In the entries below, copy out verbatim the stretch from the line containing "select-on-map-term: Select on" through the line containing "step-text: Tap Save. [81,544,188,568]", including both of those lines.

+++

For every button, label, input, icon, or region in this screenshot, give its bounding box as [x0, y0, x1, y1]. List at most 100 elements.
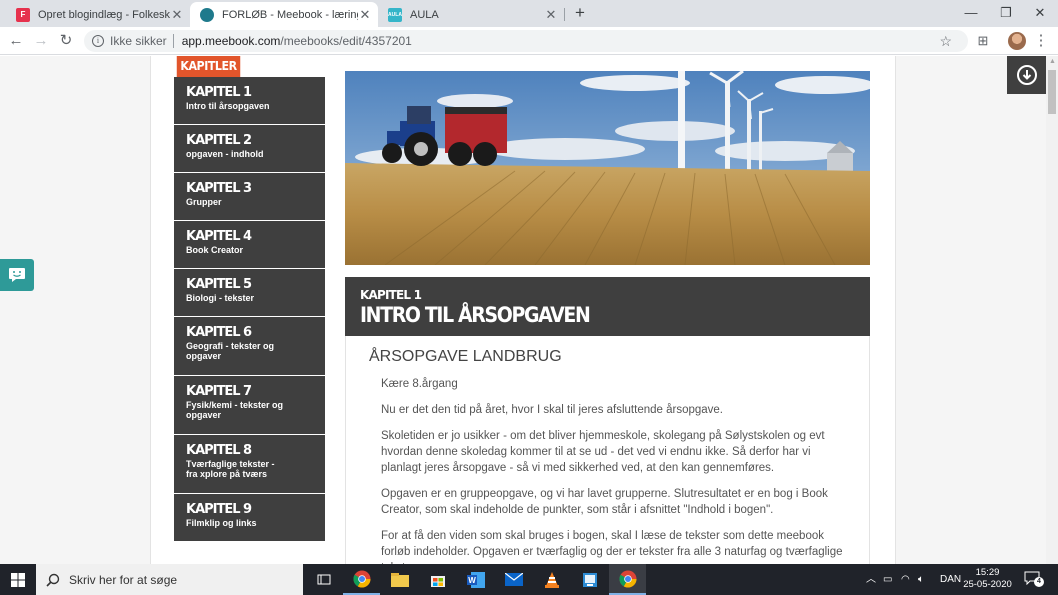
tab-folkeskolen[interactable]: F Opret blogindlæg - Folkeskolen.dk ✕ [6, 2, 190, 27]
chapters-header: KAPITLER [176, 56, 241, 77]
taskbar-word[interactable]: W [457, 564, 494, 595]
svg-text:W: W [468, 576, 476, 585]
chapter-title: Book Creator [186, 245, 244, 255]
url-path: /meebooks/edit/4357201 [280, 34, 412, 48]
new-tab-button[interactable]: + [570, 3, 590, 23]
chapter-number: KAPITEL 3 [186, 181, 252, 196]
chapter-number: KAPITEL 1 [186, 85, 252, 100]
forward-button[interactable]: → [31, 31, 51, 51]
taskbar-chrome-alt[interactable] [609, 564, 646, 595]
chapter-title: Filmklip og links [186, 518, 257, 528]
clock[interactable]: 15:29 25-05-2020 [960, 567, 1015, 591]
tab-title: AULA [410, 8, 439, 21]
chapter-number: KAPITEL 7 [186, 384, 252, 399]
paragraph: For at få den viden som skal bruges i bo… [381, 530, 843, 564]
battery-icon[interactable]: ▭ [883, 564, 892, 595]
tab-divider [564, 8, 565, 21]
windows-logo-icon [11, 572, 25, 587]
wifi-icon[interactable]: ◠ [901, 564, 910, 595]
language-indicator[interactable]: DAN [940, 564, 961, 595]
mail-icon [504, 573, 523, 586]
task-view-button[interactable] [305, 564, 342, 595]
chapter-title: Tværfaglige tekster - fra xplore på tvær… [186, 459, 275, 479]
paragraph: Nu er det den tid på året, hvor I skal t… [381, 404, 723, 416]
chapter-number: KAPITEL 5 [186, 277, 252, 292]
extensions-icon[interactable]: ⊞ [974, 32, 992, 50]
chapter-item-9[interactable]: KAPITEL 9 Filmklip og links [174, 494, 325, 542]
search-icon [46, 573, 60, 587]
taskbar-chrome[interactable] [343, 564, 380, 595]
scroll-thumb[interactable] [1048, 70, 1056, 114]
info-icon[interactable]: i [92, 35, 104, 47]
page-scrollbar[interactable]: ▲ [1046, 56, 1058, 564]
chapter-title: Geografi - tekster og opgaver [186, 341, 275, 361]
chapter-title: opgaven - indhold [186, 149, 264, 159]
notification-count-badge: 4 [1034, 577, 1044, 587]
feedback-button[interactable] [0, 259, 34, 291]
show-hidden-icons-icon[interactable]: ︿ [866, 564, 876, 595]
taskbar-snipping[interactable] [571, 564, 608, 595]
menu-icon[interactable]: ⋮ [1032, 32, 1050, 50]
search-placeholder: Skriv her for at søge [69, 572, 178, 587]
taskbar-vlc[interactable] [533, 564, 570, 595]
chapter-number: KAPITEL 9 [186, 502, 252, 517]
url-host: app.meebook.com [181, 34, 281, 48]
bookmark-star-icon[interactable]: ☆ [939, 30, 952, 52]
farm-field-image [345, 71, 870, 265]
chrome-icon [618, 570, 636, 587]
address-bar[interactable]: i Ikke sikker app.meebook.com/meebooks/e… [84, 30, 968, 52]
close-icon[interactable]: ✕ [358, 7, 372, 23]
chapter-item-3[interactable]: KAPITEL 3 Grupper [174, 173, 325, 221]
tab-meebook[interactable]: FORLØB - Meebook - læringsplatform ✕ [190, 2, 378, 27]
window-close-button[interactable]: ✕ [1023, 0, 1057, 27]
action-center-button[interactable]: 4 [1024, 571, 1044, 588]
chapter-item-2[interactable]: KAPITEL 2 opgaven - indhold [174, 125, 325, 173]
snipping-tool-icon [582, 572, 597, 587]
taskbar-store[interactable] [419, 564, 456, 595]
chapter-item-4[interactable]: KAPITEL 4 Book Creator [174, 221, 325, 269]
chapter-number: KAPITEL 8 [186, 443, 252, 458]
chapter-item-1[interactable]: KAPITEL 1 Intro til årsopgaven [174, 77, 325, 125]
chapter-item-7[interactable]: KAPITEL 7 Fysik/kemi - tekster og opgave… [174, 376, 325, 435]
windows-taskbar: Skriv her for at søge W ︿ ▭ ◠ 🔈︎ DAN 15:… [0, 564, 1058, 595]
taskbar-search[interactable]: Skriv her for at søge [36, 564, 303, 595]
section-title: ÅRSOPGAVE LANDBRUG [369, 348, 562, 365]
chapter-nav: KAPITEL 1 Intro til årsopgaven KAPITEL 2… [174, 77, 325, 542]
chrome-icon [352, 570, 370, 587]
chapter-kicker: KAPITEL 1 [360, 288, 422, 302]
chapter-item-6[interactable]: KAPITEL 6 Geografi - tekster og opgaver [174, 317, 325, 376]
back-button[interactable]: ← [6, 31, 26, 51]
minimize-button[interactable]: — [954, 0, 988, 27]
start-button[interactable] [0, 564, 36, 595]
restore-button[interactable]: ❐ [989, 0, 1023, 27]
chapter-number: KAPITEL 2 [186, 133, 252, 148]
close-icon[interactable]: ✕ [544, 7, 558, 23]
scroll-up-icon[interactable]: ▲ [1049, 58, 1056, 65]
chat-bubble-icon [9, 268, 25, 282]
paragraph: Kære 8.årgang [381, 378, 458, 390]
vlc-icon [544, 571, 559, 588]
word-icon: W [466, 571, 485, 588]
chapter-item-8[interactable]: KAPITEL 8 Tværfaglige tekster - fra xplo… [174, 435, 325, 494]
close-icon[interactable]: ✕ [170, 7, 184, 23]
store-icon [430, 575, 445, 587]
taskbar-file-explorer[interactable] [381, 564, 418, 595]
volume-icon[interactable]: 🔈︎ [918, 564, 924, 595]
chapter-title: Intro til årsopgaven [186, 101, 270, 111]
chapter-content: ÅRSOPGAVE LANDBRUG Kære 8.årgang Nu er d… [345, 336, 870, 564]
omnibox-divider [172, 34, 174, 48]
chapter-title: Grupper [186, 197, 222, 207]
reload-button[interactable]: ↻ [56, 31, 76, 51]
download-button[interactable] [1007, 56, 1046, 94]
tab-aula[interactable]: AULA AULA ✕ [378, 2, 564, 27]
chapter-number: KAPITEL 6 [186, 325, 252, 340]
tab-strip: F Opret blogindlæg - Folkeskolen.dk ✕ FO… [0, 0, 1058, 27]
folkeskolen-favicon-icon: F [16, 7, 30, 22]
paragraph: Opgaven er en gruppeopgave, og vi har la… [381, 488, 828, 516]
chapter-title-heading: INTRO TIL ÅRSOPGAVEN [360, 303, 591, 327]
chapter-item-5[interactable]: KAPITEL 5 Biologi - tekster [174, 269, 325, 317]
chapter-title: Fysik/kemi - tekster og opgaver [186, 400, 284, 420]
profile-avatar[interactable] [1008, 32, 1026, 50]
clock-date: 25-05-2020 [963, 579, 1012, 590]
taskbar-mail[interactable] [495, 564, 532, 595]
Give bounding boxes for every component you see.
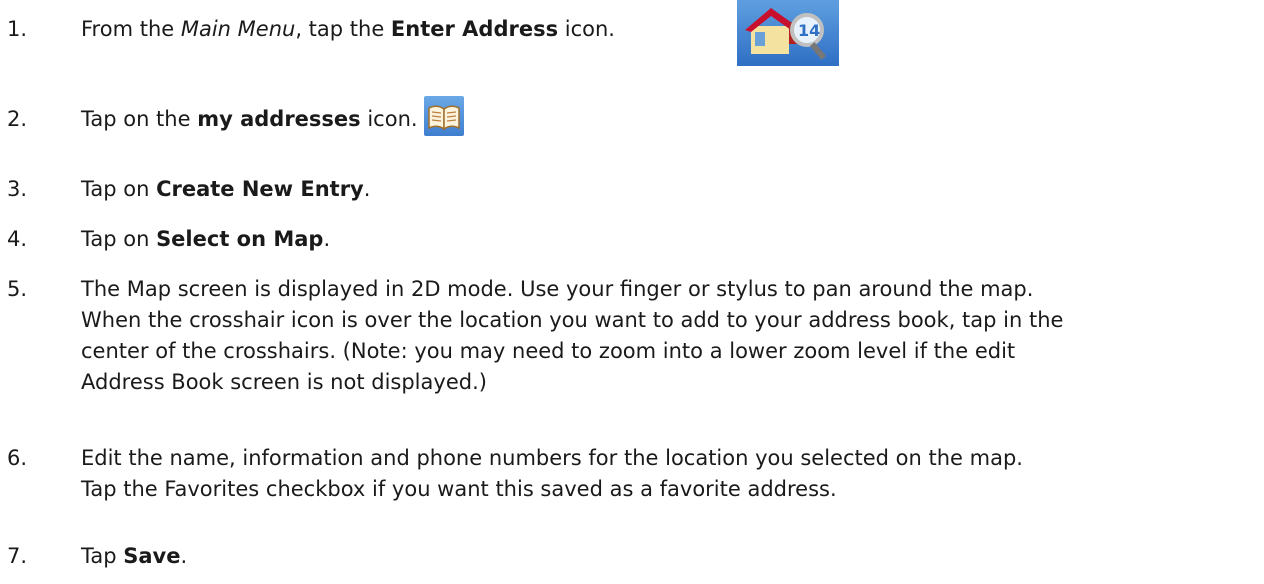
select-on-map-term: Select on Map [156,227,324,251]
step-number: 6. [7,446,28,470]
step-text: From the Main Menu, tap the Enter Addres… [81,17,615,41]
step-text: Tap on Select on Map. [81,227,331,251]
step-text: Tap Save. [81,544,188,568]
step-text: Edit the name, information and phone num… [81,446,1023,501]
step-number: 1. [7,17,28,41]
main-menu-term: Main Menu [180,17,296,41]
step-number: 3. [7,177,28,201]
create-new-entry-term: Create New Entry [156,177,364,201]
svg-text:14: 14 [798,21,820,40]
my-addresses-term: my addresses [197,107,361,131]
step-number: 2. [7,107,28,131]
step-number: 4. [7,227,28,251]
step-text: Tap on Create New Entry. [81,177,371,201]
step-number: 7. [7,544,28,568]
open-book-icon [423,96,464,136]
house-magnifier-icon: 14 [737,0,839,66]
enter-address-term: Enter Address [390,17,559,41]
step-text: Tap on the my addresses icon. [81,96,1251,136]
step-number: 5. [7,277,28,301]
save-term: Save [123,544,181,568]
step-text: The Map screen is displayed in 2D mode. … [81,277,1064,394]
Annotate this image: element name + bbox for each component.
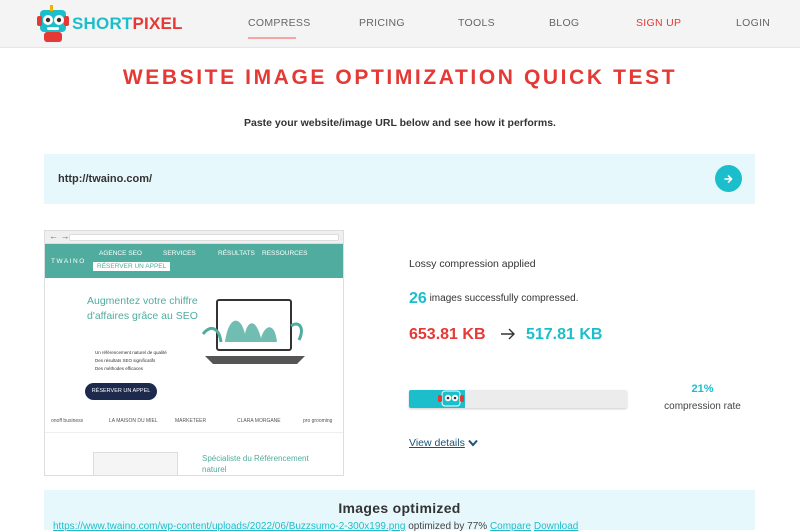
nav-pricing[interactable]: PRICING xyxy=(359,17,405,29)
arrow-right-icon xyxy=(723,174,732,183)
header: SHORTPIXEL COMPRESS PRICING TOOLS BLOG S… xyxy=(0,0,800,48)
page-subtitle: Paste your website/image URL below and s… xyxy=(244,117,556,129)
nav-active-indicator xyxy=(248,37,296,39)
preview-menu-item: RÉSULTATS xyxy=(218,250,255,257)
arrow-right-icon xyxy=(501,328,515,340)
size-before: 653.81 KB xyxy=(409,326,486,343)
browser-nav-arrows-icon: ← → xyxy=(49,231,70,241)
page-title: WEBSITE IMAGE OPTIMIZATION QUICK TEST xyxy=(122,66,678,89)
nav-login[interactable]: LOGIN xyxy=(736,17,770,29)
preview-hero: Augmentez votre chiffre d'affaires grâce… xyxy=(45,278,343,410)
compression-progress-bar xyxy=(409,390,627,408)
preview-partner-logo: CLARA MORGANE xyxy=(237,418,281,424)
preview-headline: Augmentez votre chiffre d'affaires grâce… xyxy=(87,295,198,322)
optimized-image-url[interactable]: https://www.twaino.com/wp-content/upload… xyxy=(53,521,405,532)
nav-tools[interactable]: TOOLS xyxy=(458,17,495,29)
url-input-bar[interactable]: http://twaino.com/ xyxy=(44,154,755,204)
preview-specialist-text: Spécialiste du Référencement naturel xyxy=(202,454,309,474)
preview-menu-item: AGENCE SEO xyxy=(99,250,142,257)
laptop-illustration-icon xyxy=(201,299,305,364)
preview-partner-logo: onoff business xyxy=(51,418,84,424)
preview-bottom-section: Spécialiste du Référencement naturel xyxy=(45,432,343,475)
chevron-down-icon xyxy=(468,439,478,447)
images-optimized-title: Images optimized xyxy=(338,500,461,516)
view-details-label: View details xyxy=(409,437,465,449)
logo-text: SHORTPIXEL xyxy=(72,14,183,34)
website-preview: ← → TWAINO AGENCE SEO SERVICES RÉSULTATS… xyxy=(44,230,344,476)
view-details-link[interactable]: View details xyxy=(409,437,478,449)
preview-nav: TWAINO AGENCE SEO SERVICES RÉSULTATS RES… xyxy=(45,244,343,278)
preview-browser-bar: ← → xyxy=(45,231,343,244)
compression-type: Lossy compression applied xyxy=(409,258,536,270)
preview-logo-strip: onoff business LA MAISON DU MIEL MARKETE… xyxy=(45,414,343,432)
logo-text-pixel: PIXEL xyxy=(132,14,183,33)
preview-partner-logo: LA MAISON DU MIEL xyxy=(109,418,158,424)
preview-bullets: Un référencement naturel de qualité Des … xyxy=(95,349,167,373)
preview-card xyxy=(93,452,178,475)
url-input[interactable]: http://twaino.com/ xyxy=(58,173,152,185)
preview-address-bar xyxy=(69,234,339,241)
optimized-image-row: https://www.twaino.com/wp-content/upload… xyxy=(53,521,578,532)
compression-rate-value: 21% xyxy=(691,383,714,395)
images-compressed-count: 26 xyxy=(409,290,427,307)
images-optimized-panel: Images optimized https://www.twaino.com/… xyxy=(44,490,755,532)
robot-logo-icon xyxy=(37,5,69,42)
nav-sign-up[interactable]: SIGN UP xyxy=(636,17,681,29)
preview-menu-item: RESSOURCES xyxy=(262,250,308,257)
compare-link[interactable]: Compare xyxy=(490,521,531,532)
optimized-image-text: optimized by 77% xyxy=(408,521,488,532)
compression-rate-label: compression rate xyxy=(664,401,741,412)
logo-text-short: SHORT xyxy=(72,14,133,33)
preview-bullet: Un référencement naturel de qualité xyxy=(95,350,167,355)
preview-bullet: Des résultats SEO significatifs xyxy=(95,358,156,363)
preview-partner-logo: pro grooming xyxy=(303,418,333,424)
logo[interactable]: SHORTPIXEL xyxy=(34,4,183,44)
preview-cta-small: RÉSERVER UN APPEL xyxy=(93,262,171,271)
nav-blog[interactable]: BLOG xyxy=(549,17,579,29)
preview-menu-item: SERVICES xyxy=(163,250,196,257)
preview-partner-logo: MARKETEER xyxy=(175,418,207,424)
preview-brand: TWAINO xyxy=(51,258,86,265)
preview-cta-button: RÉSERVER UN APPEL xyxy=(85,383,157,400)
robot-icon xyxy=(438,390,464,407)
images-compressed-label: images successfully compressed. xyxy=(429,293,579,304)
download-link[interactable]: Download xyxy=(534,521,578,532)
size-after: 517.81 KB xyxy=(525,326,603,343)
images-compressed-line: 26 images successfully compressed. xyxy=(409,290,579,308)
nav-compress[interactable]: COMPRESS xyxy=(248,17,311,29)
preview-bullet: Des méthodes efficaces xyxy=(95,366,143,371)
size-comparison: 653.81 KB 517.81 KB xyxy=(409,326,602,344)
submit-url-button[interactable] xyxy=(715,165,742,192)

+++

**Reply**
select-on-map-term: Select on Map [156,227,324,251]
step-number: 6. [7,446,28,470]
step-text: From the Main Menu, tap the Enter Addres… [81,17,615,41]
step-text: Tap on Select on Map. [81,227,331,251]
step-text: Tap Save. [81,544,188,568]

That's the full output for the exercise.